## WRITTEN REQUEST
Please repeat all of the lines that follow, exactly as written.

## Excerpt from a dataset
━━━━━━━━━━━━━━━━━━━━━━━━━━━━━━
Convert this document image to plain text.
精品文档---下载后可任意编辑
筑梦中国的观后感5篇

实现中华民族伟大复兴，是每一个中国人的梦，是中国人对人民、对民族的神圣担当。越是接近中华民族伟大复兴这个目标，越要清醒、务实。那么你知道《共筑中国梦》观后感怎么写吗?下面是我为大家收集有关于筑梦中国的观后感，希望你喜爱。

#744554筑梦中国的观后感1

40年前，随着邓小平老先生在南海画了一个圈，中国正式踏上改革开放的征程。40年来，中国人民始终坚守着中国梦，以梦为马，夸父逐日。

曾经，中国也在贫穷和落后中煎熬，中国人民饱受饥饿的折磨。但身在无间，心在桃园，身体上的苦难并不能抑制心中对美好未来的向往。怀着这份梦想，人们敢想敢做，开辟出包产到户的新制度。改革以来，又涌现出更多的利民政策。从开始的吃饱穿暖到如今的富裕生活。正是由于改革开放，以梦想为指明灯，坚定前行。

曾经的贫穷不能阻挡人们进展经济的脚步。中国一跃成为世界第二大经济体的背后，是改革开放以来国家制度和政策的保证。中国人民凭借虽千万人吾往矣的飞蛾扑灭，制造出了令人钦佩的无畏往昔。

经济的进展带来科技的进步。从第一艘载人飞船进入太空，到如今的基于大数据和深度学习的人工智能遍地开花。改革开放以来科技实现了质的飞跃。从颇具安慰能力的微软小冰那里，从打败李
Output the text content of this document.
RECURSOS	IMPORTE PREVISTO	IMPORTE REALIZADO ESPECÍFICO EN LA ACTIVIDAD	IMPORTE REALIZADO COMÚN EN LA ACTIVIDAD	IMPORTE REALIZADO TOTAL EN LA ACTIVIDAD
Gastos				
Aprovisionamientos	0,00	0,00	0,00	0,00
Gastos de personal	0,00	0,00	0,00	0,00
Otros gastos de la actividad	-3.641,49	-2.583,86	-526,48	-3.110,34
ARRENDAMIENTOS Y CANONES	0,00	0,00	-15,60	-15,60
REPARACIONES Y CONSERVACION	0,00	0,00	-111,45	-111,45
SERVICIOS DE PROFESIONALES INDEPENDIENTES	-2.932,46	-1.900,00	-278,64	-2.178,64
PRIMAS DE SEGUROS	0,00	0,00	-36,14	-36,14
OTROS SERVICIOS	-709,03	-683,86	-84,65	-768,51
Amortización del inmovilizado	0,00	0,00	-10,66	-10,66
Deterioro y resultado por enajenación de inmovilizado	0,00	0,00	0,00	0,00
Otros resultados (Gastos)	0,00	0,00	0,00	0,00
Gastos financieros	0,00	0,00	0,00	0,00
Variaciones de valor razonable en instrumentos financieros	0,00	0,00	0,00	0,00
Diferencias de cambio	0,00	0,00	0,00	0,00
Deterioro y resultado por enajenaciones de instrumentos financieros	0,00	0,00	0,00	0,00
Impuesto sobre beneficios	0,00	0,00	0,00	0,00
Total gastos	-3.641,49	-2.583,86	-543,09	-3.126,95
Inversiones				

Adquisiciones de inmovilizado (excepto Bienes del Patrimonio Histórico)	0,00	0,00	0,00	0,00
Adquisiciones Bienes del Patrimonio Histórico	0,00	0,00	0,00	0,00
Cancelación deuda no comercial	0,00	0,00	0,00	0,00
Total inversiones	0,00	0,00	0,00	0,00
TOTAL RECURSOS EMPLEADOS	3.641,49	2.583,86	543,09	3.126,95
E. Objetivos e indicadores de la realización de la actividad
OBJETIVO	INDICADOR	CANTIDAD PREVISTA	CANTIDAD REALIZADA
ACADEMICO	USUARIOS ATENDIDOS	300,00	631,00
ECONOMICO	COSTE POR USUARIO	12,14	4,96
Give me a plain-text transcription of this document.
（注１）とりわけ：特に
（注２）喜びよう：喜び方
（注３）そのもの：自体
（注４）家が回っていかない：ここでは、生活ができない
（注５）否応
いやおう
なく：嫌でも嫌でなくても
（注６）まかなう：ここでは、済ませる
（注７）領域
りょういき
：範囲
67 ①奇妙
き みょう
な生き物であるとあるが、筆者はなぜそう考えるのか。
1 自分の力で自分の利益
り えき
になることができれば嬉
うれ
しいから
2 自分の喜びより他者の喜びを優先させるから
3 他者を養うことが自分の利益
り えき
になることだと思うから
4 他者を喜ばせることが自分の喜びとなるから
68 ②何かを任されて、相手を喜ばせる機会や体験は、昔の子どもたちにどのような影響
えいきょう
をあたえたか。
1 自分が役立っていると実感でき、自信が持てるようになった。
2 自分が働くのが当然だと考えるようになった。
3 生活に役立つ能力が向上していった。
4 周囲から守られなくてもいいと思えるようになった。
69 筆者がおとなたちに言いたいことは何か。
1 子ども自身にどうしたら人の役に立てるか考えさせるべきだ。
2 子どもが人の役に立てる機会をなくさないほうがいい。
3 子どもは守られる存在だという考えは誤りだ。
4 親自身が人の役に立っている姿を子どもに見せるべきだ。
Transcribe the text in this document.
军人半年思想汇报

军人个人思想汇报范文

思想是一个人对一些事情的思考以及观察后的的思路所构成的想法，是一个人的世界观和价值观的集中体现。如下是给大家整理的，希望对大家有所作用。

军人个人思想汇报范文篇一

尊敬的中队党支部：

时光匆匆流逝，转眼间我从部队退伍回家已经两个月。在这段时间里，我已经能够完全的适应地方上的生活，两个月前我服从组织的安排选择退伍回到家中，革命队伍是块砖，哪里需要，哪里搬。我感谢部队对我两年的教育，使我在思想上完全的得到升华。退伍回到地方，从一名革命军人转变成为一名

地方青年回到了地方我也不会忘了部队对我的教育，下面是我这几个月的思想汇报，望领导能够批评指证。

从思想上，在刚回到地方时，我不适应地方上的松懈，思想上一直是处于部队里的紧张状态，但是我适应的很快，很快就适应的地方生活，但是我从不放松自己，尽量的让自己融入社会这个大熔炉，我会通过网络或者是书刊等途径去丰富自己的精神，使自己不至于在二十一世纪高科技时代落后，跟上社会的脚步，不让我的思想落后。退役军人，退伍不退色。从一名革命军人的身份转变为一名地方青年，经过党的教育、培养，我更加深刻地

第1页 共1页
━━━━━━━━━━━━━━━━━━━━━━━━━━━━━━
## CORRECT OUTPUT
Convert this document image to plain text.
精品文档---下载后可任意编辑
筑梦中国的观后感5篇

实现中华民族伟大复兴，是每一个中国人的梦，是中国人对人民、对民族的神圣担当。越是接近中华民族伟大复兴这个目标，越要清醒、务实。那么你知道《共筑中国梦》观后感怎么写吗?下面是我为大家收集有关于筑梦中国的观后感，希望你喜爱。

#744554筑梦中国的观后感1

40年前，随着邓小平老先生在南海画了一个圈，中国正式踏上改革开放的征程。40年来，中国人民始终坚守着中国梦，以梦为马，夸父逐日。

曾经，中国也在贫穷和落后中煎熬，中国人民饱受饥饿的折磨。但身在无间，心在桃园，身体上的苦难并不能抑制心中对美好未来的向往。怀着这份梦想，人们敢想敢做，开辟出包产到户的新制度。改革以来，又涌现出更多的利民政策。从开始的吃饱穿暖到如今的富裕生活。正是由于改革开放，以梦想为指明灯，坚定前行。

曾经的贫穷不能阻挡人们进展经济的脚步。中国一跃成为世界第二大经济体的背后，是改革开放以来国家制度和政策的保证。中国人民凭借虽千万人吾往矣的飞蛾扑灭，制造出了令人钦佩的无畏往昔。

经济的进展带来科技的进步。从第一艘载人飞船进入太空，到如今的基于大数据和深度学习的人工智能遍地开花。改革开放以来科技实现了质的飞跃。从颇具安慰能力的微软小冰那里，从打败李
Output the text content of this document.
RECURSOS	IMPORTE PREVISTO	IMPORTE REALIZADO ESPECÍFICO EN LA ACTIVIDAD	IMPORTE REALIZADO COMÚN EN LA ACTIVIDAD	IMPORTE REALIZADO TOTAL EN LA ACTIVIDAD
Gastos				
Aprovisionamientos	0,00	0,00	0,00	0,00
Gastos de personal	0,00	0,00	0,00	0,00
Otros gastos de la actividad	-3.641,49	-2.583,86	-526,48	-3.110,34
ARRENDAMIENTOS Y CANONES	0,00	0,00	-15,60	-15,60
REPARACIONES Y CONSERVACION	0,00	0,00	-111,45	-111,45
SERVICIOS DE PROFESIONALES INDEPENDIENTES	-2.932,46	-1.900,00	-278,64	-2.178,64
PRIMAS DE SEGUROS	0,00	0,00	-36,14	-36,14
OTROS SERVICIOS	-709,03	-683,86	-84,65	-768,51
Amortización del inmovilizado	0,00	0,00	-10,66	-10,66
Deterioro y resultado por enajenación de inmovilizado	0,00	0,00	0,00	0,00
Otros resultados (Gastos)	0,00	0,00	0,00	0,00
Gastos financieros	0,00	0,00	0,00	0,00
Variaciones de valor razonable en instrumentos financieros	0,00	0,00	0,00	0,00
Diferencias de cambio	0,00	0,00	0,00	0,00
Deterioro y resultado por enajenaciones de instrumentos financieros	0,00	0,00	0,00	0,00
Impuesto sobre beneficios	0,00	0,00	0,00	0,00
Total gastos	-3.641,49	-2.583,86	-543,09	-3.126,95
Inversiones				

Adquisiciones de inmovilizado (excepto Bienes del Patrimonio Histórico)	0,00	0,00	0,00	0,00
Adquisiciones Bienes del Patrimonio Histórico	0,00	0,00	0,00	0,00
Cancelación deuda no comercial	0,00	0,00	0,00	0,00
Total inversiones	0,00	0,00	0,00	0,00
TOTAL RECURSOS EMPLEADOS	3.641,49	2.583,86	543,09	3.126,95
E. Objetivos e indicadores de la realización de la actividad
OBJETIVO	INDICADOR	CANTIDAD PREVISTA	CANTIDAD REALIZADA
ACADEMICO	USUARIOS ATENDIDOS	300,00	631,00
ECONOMICO	COSTE POR USUARIO	12,14	4,96
Give me a plain-text transcription of this document.
（注１）とりわけ：特に
（注２）喜びよう：喜び方
（注３）そのもの：自体
（注４）家が回っていかない：ここでは、生活ができない
（注５）否応
いやおう
なく：嫌でも嫌でなくても
（注６）まかなう：ここでは、済ませる
（注７）領域
りょういき
：範囲
67 ①奇妙
き みょう
な生き物であるとあるが、筆者はなぜそう考えるのか。
1 自分の力で自分の利益
り えき
になることができれば嬉
うれ
しいから
2 自分の喜びより他者の喜びを優先させるから
3 他者を養うことが自分の利益
り えき
になることだと思うから
4 他者を喜ばせることが自分の喜びとなるから
68 ②何かを任されて、相手を喜ばせる機会や体験は、昔の子どもたちにどのような影響
えいきょう
をあたえたか。
1 自分が役立っていると実感でき、自信が持てるようになった。
2 自分が働くのが当然だと考えるようになった。
3 生活に役立つ能力が向上していった。
4 周囲から守られなくてもいいと思えるようになった。
69 筆者がおとなたちに言いたいことは何か。
1 子ども自身にどうしたら人の役に立てるか考えさせるべきだ。
2 子どもが人の役に立てる機会をなくさないほうがいい。
3 子どもは守られる存在だという考えは誤りだ。
4 親自身が人の役に立っている姿を子どもに見せるべきだ。
Transcribe the text in this document.
军人半年思想汇报

军人个人思想汇报范文

思想是一个人对一些事情的思考以及观察后的的思路所构成的想法，是一个人的世界观和价值观的集中体现。如下是给大家整理的，希望对大家有所作用。

军人个人思想汇报范文篇一

尊敬的中队党支部：

时光匆匆流逝，转眼间我从部队退伍回家已经两个月。在这段时间里，我已经能够完全的适应地方上的生活，两个月前我服从组织的安排选择退伍回到家中，革命队伍是块砖，哪里需要，哪里搬。我感谢部队对我两年的教育，使我在思想上完全的得到升华。退伍回到地方，从一名革命军人转变成为一名

地方青年回到了地方我也不会忘了部队对我的教育，下面是我这几个月的思想汇报，望领导能够批评指证。

从思想上，在刚回到地方时，我不适应地方上的松懈，思想上一直是处于部队里的紧张状态，但是我适应的很快，很快就适应的地方生活，但是我从不放松自己，尽量的让自己融入社会这个大熔炉，我会通过网络或者是书刊等途径去丰富自己的精神，使自己不至于在二十一世纪高科技时代落后，跟上社会的脚步，不让我的思想落后。退役军人，退伍不退色。从一名革命军人的身份转变为一名地方青年，经过党的教育、培养，我更加深刻地

第1页 共1页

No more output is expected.